* _WRITTEN REQUEST_
Below is a listing; reproduce each line of it exactly.

* _RECORDS TO PROCESS_
- - - -

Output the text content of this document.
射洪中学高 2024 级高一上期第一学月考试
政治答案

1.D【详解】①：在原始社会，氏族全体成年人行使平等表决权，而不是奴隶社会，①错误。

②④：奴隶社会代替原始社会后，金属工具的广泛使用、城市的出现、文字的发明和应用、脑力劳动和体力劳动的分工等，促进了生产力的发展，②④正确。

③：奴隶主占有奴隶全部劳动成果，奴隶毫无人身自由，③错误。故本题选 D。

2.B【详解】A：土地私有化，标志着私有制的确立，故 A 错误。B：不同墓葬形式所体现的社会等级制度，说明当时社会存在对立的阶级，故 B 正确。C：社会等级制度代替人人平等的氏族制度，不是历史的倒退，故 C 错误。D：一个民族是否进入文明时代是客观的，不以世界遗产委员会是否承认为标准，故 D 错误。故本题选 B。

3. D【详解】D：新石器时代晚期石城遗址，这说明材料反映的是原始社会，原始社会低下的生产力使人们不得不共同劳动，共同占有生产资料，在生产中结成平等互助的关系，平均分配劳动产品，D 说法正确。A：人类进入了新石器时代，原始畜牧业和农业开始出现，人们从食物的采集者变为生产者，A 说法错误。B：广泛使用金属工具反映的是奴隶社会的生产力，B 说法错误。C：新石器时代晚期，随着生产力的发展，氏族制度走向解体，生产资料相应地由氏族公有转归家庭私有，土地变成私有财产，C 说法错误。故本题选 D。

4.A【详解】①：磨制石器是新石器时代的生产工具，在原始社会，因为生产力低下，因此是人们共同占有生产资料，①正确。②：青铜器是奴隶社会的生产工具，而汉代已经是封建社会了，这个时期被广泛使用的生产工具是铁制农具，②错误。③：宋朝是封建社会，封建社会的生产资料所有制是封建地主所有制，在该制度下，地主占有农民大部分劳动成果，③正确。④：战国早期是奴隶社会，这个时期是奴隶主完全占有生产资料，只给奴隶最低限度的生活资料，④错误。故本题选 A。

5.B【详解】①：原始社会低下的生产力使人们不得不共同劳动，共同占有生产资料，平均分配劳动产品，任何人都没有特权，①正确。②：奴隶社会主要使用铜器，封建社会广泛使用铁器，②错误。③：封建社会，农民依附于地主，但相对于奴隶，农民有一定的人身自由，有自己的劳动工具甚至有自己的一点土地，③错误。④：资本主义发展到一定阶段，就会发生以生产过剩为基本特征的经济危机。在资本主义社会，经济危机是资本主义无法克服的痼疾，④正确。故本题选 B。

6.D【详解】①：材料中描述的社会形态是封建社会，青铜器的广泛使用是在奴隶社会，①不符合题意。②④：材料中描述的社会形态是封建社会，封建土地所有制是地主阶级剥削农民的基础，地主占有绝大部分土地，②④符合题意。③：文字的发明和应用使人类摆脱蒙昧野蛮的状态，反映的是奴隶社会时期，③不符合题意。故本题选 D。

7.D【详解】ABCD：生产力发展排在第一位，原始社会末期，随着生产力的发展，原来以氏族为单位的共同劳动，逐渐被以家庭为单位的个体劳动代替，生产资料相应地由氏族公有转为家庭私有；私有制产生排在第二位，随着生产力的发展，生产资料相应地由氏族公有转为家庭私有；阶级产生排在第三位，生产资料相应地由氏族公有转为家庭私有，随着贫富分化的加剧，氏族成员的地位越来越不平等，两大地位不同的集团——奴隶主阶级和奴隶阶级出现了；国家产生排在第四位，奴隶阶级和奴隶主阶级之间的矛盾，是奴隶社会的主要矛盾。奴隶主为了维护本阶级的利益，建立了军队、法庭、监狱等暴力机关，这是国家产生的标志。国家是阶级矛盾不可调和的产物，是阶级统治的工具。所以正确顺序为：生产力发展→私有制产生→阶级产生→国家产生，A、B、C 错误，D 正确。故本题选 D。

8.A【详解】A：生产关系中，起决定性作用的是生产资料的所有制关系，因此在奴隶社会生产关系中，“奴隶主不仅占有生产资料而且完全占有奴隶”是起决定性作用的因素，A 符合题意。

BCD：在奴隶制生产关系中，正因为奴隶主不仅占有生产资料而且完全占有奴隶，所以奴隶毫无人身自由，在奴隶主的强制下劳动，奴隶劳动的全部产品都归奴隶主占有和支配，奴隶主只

- - - -

* _EXERCISE RESULT_
Output the text content of this document.
射洪中学高 2024 级高一上期第一学月考试
政治答案

1.D【详解】①：在原始社会，氏族全体成年人行使平等表决权，而不是奴隶社会，①错误。

②④：奴隶社会代替原始社会后，金属工具的广泛使用、城市的出现、文字的发明和应用、脑力劳动和体力劳动的分工等，促进了生产力的发展，②④正确。

③：奴隶主占有奴隶全部劳动成果，奴隶毫无人身自由，③错误。故本题选 D。

2.B【详解】A：土地私有化，标志着私有制的确立，故 A 错误。B：不同墓葬形式所体现的社会等级制度，说明当时社会存在对立的阶级，故 B 正确。C：社会等级制度代替人人平等的氏族制度，不是历史的倒退，故 C 错误。D：一个民族是否进入文明时代是客观的，不以世界遗产委员会是否承认为标准，故 D 错误。故本题选 B。

3. D【详解】D：新石器时代晚期石城遗址，这说明材料反映的是原始社会，原始社会低下的生产力使人们不得不共同劳动，共同占有生产资料，在生产中结成平等互助的关系，平均分配劳动产品，D 说法正确。A：人类进入了新石器时代，原始畜牧业和农业开始出现，人们从食物的采集者变为生产者，A 说法错误。B：广泛使用金属工具反映的是奴隶社会的生产力，B 说法错误。C：新石器时代晚期，随着生产力的发展，氏族制度走向解体，生产资料相应地由氏族公有转归家庭私有，土地变成私有财产，C 说法错误。故本题选 D。

4.A【详解】①：磨制石器是新石器时代的生产工具，在原始社会，因为生产力低下，因此是人们共同占有生产资料，①正确。②：青铜器是奴隶社会的生产工具，而汉代已经是封建社会了，这个时期被广泛使用的生产工具是铁制农具，②错误。③：宋朝是封建社会，封建社会的生产资料所有制是封建地主所有制，在该制度下，地主占有农民大部分劳动成果，③正确。④：战国早期是奴隶社会，这个时期是奴隶主完全占有生产资料，只给奴隶最低限度的生活资料，④错误。故本题选 A。

5.B【详解】①：原始社会低下的生产力使人们不得不共同劳动，共同占有生产资料，平均分配劳动产品，任何人都没有特权，①正确。②：奴隶社会主要使用铜器，封建社会广泛使用铁器，②错误。③：封建社会，农民依附于地主，但相对于奴隶，农民有一定的人身自由，有自己的劳动工具甚至有自己的一点土地，③错误。④：资本主义发展到一定阶段，就会发生以生产过剩为基本特征的经济危机。在资本主义社会，经济危机是资本主义无法克服的痼疾，④正确。故本题选 B。

6.D【详解】①：材料中描述的社会形态是封建社会，青铜器的广泛使用是在奴隶社会，①不符合题意。②④：材料中描述的社会形态是封建社会，封建土地所有制是地主阶级剥削农民的基础，地主占有绝大部分土地，②④符合题意。③：文字的发明和应用使人类摆脱蒙昧野蛮的状态，反映的是奴隶社会时期，③不符合题意。故本题选 D。

7.D【详解】ABCD：生产力发展排在第一位，原始社会末期，随着生产力的发展，原来以氏族为单位的共同劳动，逐渐被以家庭为单位的个体劳动代替，生产资料相应地由氏族公有转为家庭私有；私有制产生排在第二位，随着生产力的发展，生产资料相应地由氏族公有转为家庭私有；阶级产生排在第三位，生产资料相应地由氏族公有转为家庭私有，随着贫富分化的加剧，氏族成员的地位越来越不平等，两大地位不同的集团——奴隶主阶级和奴隶阶级出现了；国家产生排在第四位，奴隶阶级和奴隶主阶级之间的矛盾，是奴隶社会的主要矛盾。奴隶主为了维护本阶级的利益，建立了军队、法庭、监狱等暴力机关，这是国家产生的标志。国家是阶级矛盾不可调和的产物，是阶级统治的工具。所以正确顺序为：生产力发展→私有制产生→阶级产生→国家产生，A、B、C 错误，D 正确。故本题选 D。

8.A【详解】A：生产关系中，起决定性作用的是生产资料的所有制关系，因此在奴隶社会生产关系中，“奴隶主不仅占有生产资料而且完全占有奴隶”是起决定性作用的因素，A 符合题意。

BCD：在奴隶制生产关系中，正因为奴隶主不仅占有生产资料而且完全占有奴隶，所以奴隶毫无人身自由，在奴隶主的强制下劳动，奴隶劳动的全部产品都归奴隶主占有和支配，奴隶主只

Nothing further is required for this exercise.